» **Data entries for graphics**
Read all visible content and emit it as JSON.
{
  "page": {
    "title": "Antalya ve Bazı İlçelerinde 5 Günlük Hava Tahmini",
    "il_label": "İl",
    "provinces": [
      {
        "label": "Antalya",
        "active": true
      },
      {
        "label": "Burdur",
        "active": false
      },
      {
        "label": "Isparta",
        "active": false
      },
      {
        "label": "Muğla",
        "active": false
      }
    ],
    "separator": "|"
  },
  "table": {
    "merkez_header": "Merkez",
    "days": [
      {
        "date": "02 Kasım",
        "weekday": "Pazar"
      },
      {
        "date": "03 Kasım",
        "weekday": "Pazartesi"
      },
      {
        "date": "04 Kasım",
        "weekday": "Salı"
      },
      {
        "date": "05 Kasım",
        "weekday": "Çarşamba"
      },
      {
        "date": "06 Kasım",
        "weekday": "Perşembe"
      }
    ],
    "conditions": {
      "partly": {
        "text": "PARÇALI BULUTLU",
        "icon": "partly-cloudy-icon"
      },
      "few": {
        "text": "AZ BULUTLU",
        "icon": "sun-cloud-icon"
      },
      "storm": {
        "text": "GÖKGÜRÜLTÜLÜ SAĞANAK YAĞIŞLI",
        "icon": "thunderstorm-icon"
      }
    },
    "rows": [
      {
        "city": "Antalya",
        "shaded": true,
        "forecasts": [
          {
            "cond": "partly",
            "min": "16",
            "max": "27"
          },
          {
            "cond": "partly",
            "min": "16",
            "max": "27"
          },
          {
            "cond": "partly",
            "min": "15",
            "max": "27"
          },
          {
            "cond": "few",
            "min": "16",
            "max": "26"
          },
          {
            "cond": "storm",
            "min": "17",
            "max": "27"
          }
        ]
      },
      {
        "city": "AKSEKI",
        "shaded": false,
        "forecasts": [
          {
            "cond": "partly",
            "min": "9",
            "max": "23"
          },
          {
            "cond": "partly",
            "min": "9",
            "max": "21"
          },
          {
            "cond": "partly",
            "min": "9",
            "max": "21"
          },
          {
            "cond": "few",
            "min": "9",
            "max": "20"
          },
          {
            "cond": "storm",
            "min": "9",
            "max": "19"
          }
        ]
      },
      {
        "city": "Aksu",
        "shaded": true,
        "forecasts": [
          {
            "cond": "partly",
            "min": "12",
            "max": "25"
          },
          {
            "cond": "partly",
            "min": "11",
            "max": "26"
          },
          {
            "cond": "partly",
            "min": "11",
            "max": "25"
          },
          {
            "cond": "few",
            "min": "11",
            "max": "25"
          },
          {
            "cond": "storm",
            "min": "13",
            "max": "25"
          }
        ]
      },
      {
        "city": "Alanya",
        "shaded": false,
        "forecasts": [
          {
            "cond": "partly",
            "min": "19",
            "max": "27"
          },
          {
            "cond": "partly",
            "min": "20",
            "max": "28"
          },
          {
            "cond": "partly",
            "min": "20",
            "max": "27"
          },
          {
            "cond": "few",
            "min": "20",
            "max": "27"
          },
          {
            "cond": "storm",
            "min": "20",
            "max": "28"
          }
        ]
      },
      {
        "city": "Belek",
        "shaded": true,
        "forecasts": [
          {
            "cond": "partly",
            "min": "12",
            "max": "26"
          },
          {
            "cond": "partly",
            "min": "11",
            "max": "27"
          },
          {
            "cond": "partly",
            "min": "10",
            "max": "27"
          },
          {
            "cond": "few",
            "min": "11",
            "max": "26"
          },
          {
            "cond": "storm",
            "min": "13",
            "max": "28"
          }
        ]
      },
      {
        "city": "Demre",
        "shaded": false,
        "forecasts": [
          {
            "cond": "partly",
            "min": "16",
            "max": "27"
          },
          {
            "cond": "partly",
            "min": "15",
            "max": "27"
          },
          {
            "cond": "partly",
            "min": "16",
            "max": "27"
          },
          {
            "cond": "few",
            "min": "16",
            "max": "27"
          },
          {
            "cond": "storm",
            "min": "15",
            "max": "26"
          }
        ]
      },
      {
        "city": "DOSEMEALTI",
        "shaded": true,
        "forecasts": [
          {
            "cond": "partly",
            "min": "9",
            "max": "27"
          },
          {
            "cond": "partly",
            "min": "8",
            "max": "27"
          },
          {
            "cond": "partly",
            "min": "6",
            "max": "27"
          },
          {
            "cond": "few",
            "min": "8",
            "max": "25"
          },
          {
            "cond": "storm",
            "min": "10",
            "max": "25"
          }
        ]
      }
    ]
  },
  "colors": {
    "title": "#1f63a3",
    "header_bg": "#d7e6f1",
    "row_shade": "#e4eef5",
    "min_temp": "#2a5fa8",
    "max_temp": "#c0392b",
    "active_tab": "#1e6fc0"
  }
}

» **PROBLEM TO WORK ON**
Show, from the listing above, each line that contains the word "icon".

» **COMPLETE OUTPUT**
        "icon": "partly-cloudy-icon"
        "icon": "sun-cloud-icon"
        "icon": "thunderstorm-icon"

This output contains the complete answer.